TASK OBJECTIVE:
Quote the entries word for word. Omit the pictures.

═════ DATA IN THIS EXERCISE

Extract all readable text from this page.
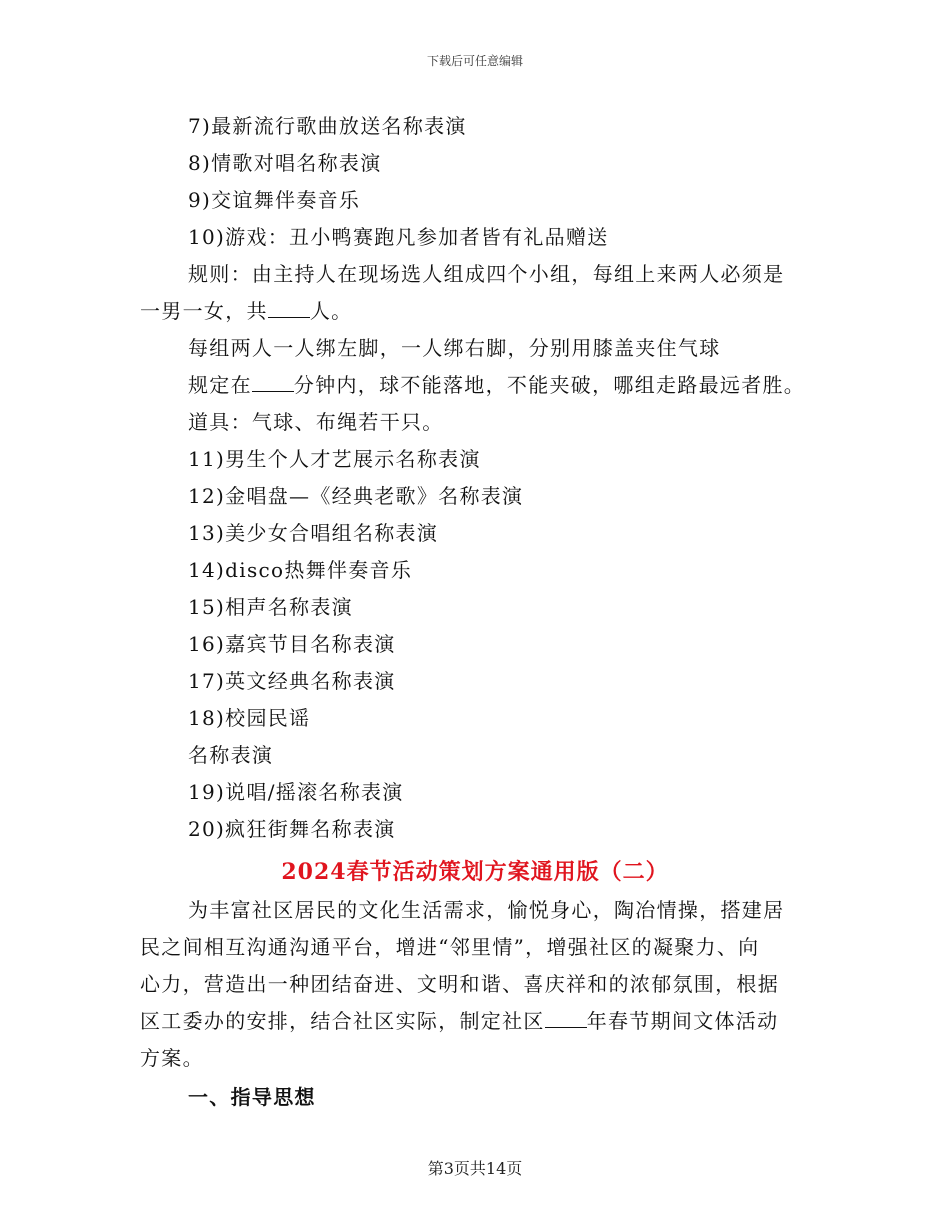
下载后可任意编辑
7)最新流行歌曲放送名称表演
8)情歌对唱名称表演
9)交谊舞伴奏音乐
10)游戏：丑小鸭赛跑凡参加者皆有礼品赠送
规则：由主持人在现场选人组成四个小组，每组上来两人必须是
一男一女，共 人。
每组两人一人绑左脚，一人绑右脚，分别用膝盖夹住气球
规定在 分钟内，球不能落地，不能夹破，哪组走路最远者胜。
道具：气球、布绳若干只。
11)男生个人才艺展示名称表演
12)金唱盘—《经典老歌》名称表演
13)美少女合唱组名称表演
14)disco热舞伴奏音乐
15)相声名称表演
16)嘉宾节目名称表演
17)英文经典名称表演
18)校园民谣
名称表演
19)说唱/摇滚名称表演
20)疯狂街舞名称表演
2024春节活动策划方案通用版（二）
为丰富社区居民的文化生活需求，愉悦身心，陶冶情操，搭建居
民之间相互沟通沟通平台，增进“邻里情”，增强社区的凝聚力、向
心力，营造出一种团结奋进、文明和谐、喜庆祥和的浓郁氛围，根据
区工委办的安排，结合社区实际，制定社区 年春节期间文体活动
方案。
一、指导思想
第3页共14页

══════════

ANSWER TO THE EXERCISE:
Extract all readable text from this page.
下载后可任意编辑
7)最新流行歌曲放送名称表演
8)情歌对唱名称表演
9)交谊舞伴奏音乐
10)游戏：丑小鸭赛跑凡参加者皆有礼品赠送
规则：由主持人在现场选人组成四个小组，每组上来两人必须是
一男一女，共 人。
每组两人一人绑左脚，一人绑右脚，分别用膝盖夹住气球
规定在 分钟内，球不能落地，不能夹破，哪组走路最远者胜。
道具：气球、布绳若干只。
11)男生个人才艺展示名称表演
12)金唱盘—《经典老歌》名称表演
13)美少女合唱组名称表演
14)disco热舞伴奏音乐
15)相声名称表演
16)嘉宾节目名称表演
17)英文经典名称表演
18)校园民谣
名称表演
19)说唱/摇滚名称表演
20)疯狂街舞名称表演
2024春节活动策划方案通用版（二）
为丰富社区居民的文化生活需求，愉悦身心，陶冶情操，搭建居
民之间相互沟通沟通平台，增进“邻里情”，增强社区的凝聚力、向
心力，营造出一种团结奋进、文明和谐、喜庆祥和的浓郁氛围，根据
区工委办的安排，结合社区实际，制定社区 年春节期间文体活动
方案。
一、指导思想
第3页共14页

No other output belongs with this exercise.